[Input material start]
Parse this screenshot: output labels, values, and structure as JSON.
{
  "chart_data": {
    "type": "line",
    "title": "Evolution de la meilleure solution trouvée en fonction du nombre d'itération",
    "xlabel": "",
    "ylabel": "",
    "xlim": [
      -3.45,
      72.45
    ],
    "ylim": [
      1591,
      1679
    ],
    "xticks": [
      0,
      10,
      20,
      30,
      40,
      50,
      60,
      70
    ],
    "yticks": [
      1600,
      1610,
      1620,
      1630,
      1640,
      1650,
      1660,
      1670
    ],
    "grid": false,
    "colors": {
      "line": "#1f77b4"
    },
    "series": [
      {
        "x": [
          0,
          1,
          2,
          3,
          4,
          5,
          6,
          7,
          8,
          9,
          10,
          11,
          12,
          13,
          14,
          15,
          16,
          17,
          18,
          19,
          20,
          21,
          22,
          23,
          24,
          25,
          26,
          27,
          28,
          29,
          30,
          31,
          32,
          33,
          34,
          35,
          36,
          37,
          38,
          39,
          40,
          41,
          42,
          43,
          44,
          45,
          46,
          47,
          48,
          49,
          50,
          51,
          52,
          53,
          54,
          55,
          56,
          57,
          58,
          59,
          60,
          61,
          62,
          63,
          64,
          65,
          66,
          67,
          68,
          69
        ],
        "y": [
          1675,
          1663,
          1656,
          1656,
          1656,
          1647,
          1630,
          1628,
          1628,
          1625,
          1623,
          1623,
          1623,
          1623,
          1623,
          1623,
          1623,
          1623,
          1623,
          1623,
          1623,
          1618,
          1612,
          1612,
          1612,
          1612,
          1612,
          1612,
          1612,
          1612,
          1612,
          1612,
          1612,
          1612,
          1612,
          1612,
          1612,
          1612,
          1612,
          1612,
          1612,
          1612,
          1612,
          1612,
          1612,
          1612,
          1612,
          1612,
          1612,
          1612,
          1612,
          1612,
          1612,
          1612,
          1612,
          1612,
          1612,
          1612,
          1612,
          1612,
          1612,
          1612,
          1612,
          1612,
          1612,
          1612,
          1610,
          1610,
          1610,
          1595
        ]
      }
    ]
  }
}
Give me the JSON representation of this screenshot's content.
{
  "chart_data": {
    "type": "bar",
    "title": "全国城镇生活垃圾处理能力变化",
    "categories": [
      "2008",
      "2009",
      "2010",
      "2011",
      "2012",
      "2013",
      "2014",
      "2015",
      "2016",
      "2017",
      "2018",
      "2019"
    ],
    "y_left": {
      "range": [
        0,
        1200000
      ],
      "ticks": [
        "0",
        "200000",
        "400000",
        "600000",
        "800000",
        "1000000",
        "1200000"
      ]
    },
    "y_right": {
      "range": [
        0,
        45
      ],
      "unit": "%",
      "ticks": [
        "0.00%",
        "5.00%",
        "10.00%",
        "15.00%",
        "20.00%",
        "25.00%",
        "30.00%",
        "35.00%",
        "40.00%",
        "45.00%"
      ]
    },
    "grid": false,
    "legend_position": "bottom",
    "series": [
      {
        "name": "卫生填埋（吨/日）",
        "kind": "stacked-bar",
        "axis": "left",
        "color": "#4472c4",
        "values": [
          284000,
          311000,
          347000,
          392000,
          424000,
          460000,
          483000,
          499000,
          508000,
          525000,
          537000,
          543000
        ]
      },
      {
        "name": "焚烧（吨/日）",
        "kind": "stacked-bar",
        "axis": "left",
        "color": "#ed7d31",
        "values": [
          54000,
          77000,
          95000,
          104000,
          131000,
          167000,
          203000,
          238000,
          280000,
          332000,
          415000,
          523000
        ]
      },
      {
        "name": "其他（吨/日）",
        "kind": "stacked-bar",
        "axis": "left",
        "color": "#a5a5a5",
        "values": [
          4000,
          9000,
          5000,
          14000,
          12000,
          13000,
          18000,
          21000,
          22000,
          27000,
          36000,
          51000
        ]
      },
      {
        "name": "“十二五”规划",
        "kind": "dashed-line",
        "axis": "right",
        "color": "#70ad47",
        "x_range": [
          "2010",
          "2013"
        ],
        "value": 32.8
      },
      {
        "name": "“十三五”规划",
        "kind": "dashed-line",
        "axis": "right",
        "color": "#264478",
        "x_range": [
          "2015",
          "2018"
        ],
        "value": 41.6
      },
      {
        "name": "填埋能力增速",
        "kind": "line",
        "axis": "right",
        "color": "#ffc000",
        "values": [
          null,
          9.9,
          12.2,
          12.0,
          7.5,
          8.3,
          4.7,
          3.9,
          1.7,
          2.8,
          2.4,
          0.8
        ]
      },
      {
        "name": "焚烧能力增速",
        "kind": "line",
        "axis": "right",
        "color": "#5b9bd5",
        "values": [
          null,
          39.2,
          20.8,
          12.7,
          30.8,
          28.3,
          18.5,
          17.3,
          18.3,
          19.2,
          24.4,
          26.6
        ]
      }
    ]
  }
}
[Input material end]
_Exercise:_
Please output the complete data exactly.

_Final answer:_
Parse this screenshot: output labels, values, and structure as JSON.
{
  "chart_data": {
    "type": "line",
    "title": "Evolution de la meilleure solution trouvée en fonction du nombre d'itération",
    "xlabel": "",
    "ylabel": "",
    "xlim": [
      -3.45,
      72.45
    ],
    "ylim": [
      1591,
      1679
    ],
    "xticks": [
      0,
      10,
      20,
      30,
      40,
      50,
      60,
      70
    ],
    "yticks": [
      1600,
      1610,
      1620,
      1630,
      1640,
      1650,
      1660,
      1670
    ],
    "grid": false,
    "colors": {
      "line": "#1f77b4"
    },
    "series": [
      {
        "x": [
          0,
          1,
          2,
          3,
          4,
          5,
          6,
          7,
          8,
          9,
          10,
          11,
          12,
          13,
          14,
          15,
          16,
          17,
          18,
          19,
          20,
          21,
          22,
          23,
          24,
          25,
          26,
          27,
          28,
          29,
          30,
          31,
          32,
          33,
          34,
          35,
          36,
          37,
          38,
          39,
          40,
          41,
          42,
          43,
          44,
          45,
          46,
          47,
          48,
          49,
          50,
          51,
          52,
          53,
          54,
          55,
          56,
          57,
          58,
          59,
          60,
          61,
          62,
          63,
          64,
          65,
          66,
          67,
          68,
          69
        ],
        "y": [
          1675,
          1663,
          1656,
          1656,
          1656,
          1647,
          1630,
          1628,
          1628,
          1625,
          1623,
          1623,
          1623,
          1623,
          1623,
          1623,
          1623,
          1623,
          1623,
          1623,
          1623,
          1618,
          1612,
          1612,
          1612,
          1612,
          1612,
          1612,
          1612,
          1612,
          1612,
          1612,
          1612,
          1612,
          1612,
          1612,
          1612,
          1612,
          1612,
          1612,
          1612,
          1612,
          1612,
          1612,
          1612,
          1612,
          1612,
          1612,
          1612,
          1612,
          1612,
          1612,
          1612,
          1612,
          1612,
          1612,
          1612,
          1612,
          1612,
          1612,
          1612,
          1612,
          1612,
          1612,
          1612,
          1612,
          1610,
          1610,
          1610,
          1595
        ]
      }
    ]
  }
}
Give me the JSON representation of this screenshot's content.
{
  "chart_data": {
    "type": "bar",
    "title": "全国城镇生活垃圾处理能力变化",
    "categories": [
      "2008",
      "2009",
      "2010",
      "2011",
      "2012",
      "2013",
      "2014",
      "2015",
      "2016",
      "2017",
      "2018",
      "2019"
    ],
    "y_left": {
      "range": [
        0,
        1200000
      ],
      "ticks": [
        "0",
        "200000",
        "400000",
        "600000",
        "800000",
        "1000000",
        "1200000"
      ]
    },
    "y_right": {
      "range": [
        0,
        45
      ],
      "unit": "%",
      "ticks": [
        "0.00%",
        "5.00%",
        "10.00%",
        "15.00%",
        "20.00%",
        "25.00%",
        "30.00%",
        "35.00%",
        "40.00%",
        "45.00%"
      ]
    },
    "grid": false,
    "legend_position": "bottom",
    "series": [
      {
        "name": "卫生填埋（吨/日）",
        "kind": "stacked-bar",
        "axis": "left",
        "color": "#4472c4",
        "values": [
          284000,
          311000,
          347000,
          392000,
          424000,
          460000,
          483000,
          499000,
          508000,
          525000,
          537000,
          543000
        ]
      },
      {
        "name": "焚烧（吨/日）",
        "kind": "stacked-bar",
        "axis": "left",
        "color": "#ed7d31",
        "values": [
          54000,
          77000,
          95000,
          104000,
          131000,
          167000,
          203000,
          238000,
          280000,
          332000,
          415000,
          523000
        ]
      },
      {
        "name": "其他（吨/日）",
        "kind": "stacked-bar",
        "axis": "left",
        "color": "#a5a5a5",
        "values": [
          4000,
          9000,
          5000,
          14000,
          12000,
          13000,
          18000,
          21000,
          22000,
          27000,
          36000,
          51000
        ]
      },
      {
        "name": "“十二五”规划",
        "kind": "dashed-line",
        "axis": "right",
        "color": "#70ad47",
        "x_range": [
          "2010",
          "2013"
        ],
        "value": 32.8
      },
      {
        "name": "“十三五”规划",
        "kind": "dashed-line",
        "axis": "right",
        "color": "#264478",
        "x_range": [
          "2015",
          "2018"
        ],
        "value": 41.6
      },
      {
        "name": "填埋能力增速",
        "kind": "line",
        "axis": "right",
        "color": "#ffc000",
        "values": [
          null,
          9.9,
          12.2,
          12.0,
          7.5,
          8.3,
          4.7,
          3.9,
          1.7,
          2.8,
          2.4,
          0.8
        ]
      },
      {
        "name": "焚烧能力增速",
        "kind": "line",
        "axis": "right",
        "color": "#5b9bd5",
        "values": [
          null,
          39.2,
          20.8,
          12.7,
          30.8,
          28.3,
          18.5,
          17.3,
          18.3,
          19.2,
          24.4,
          26.6
        ]
      }
    ]
  }
}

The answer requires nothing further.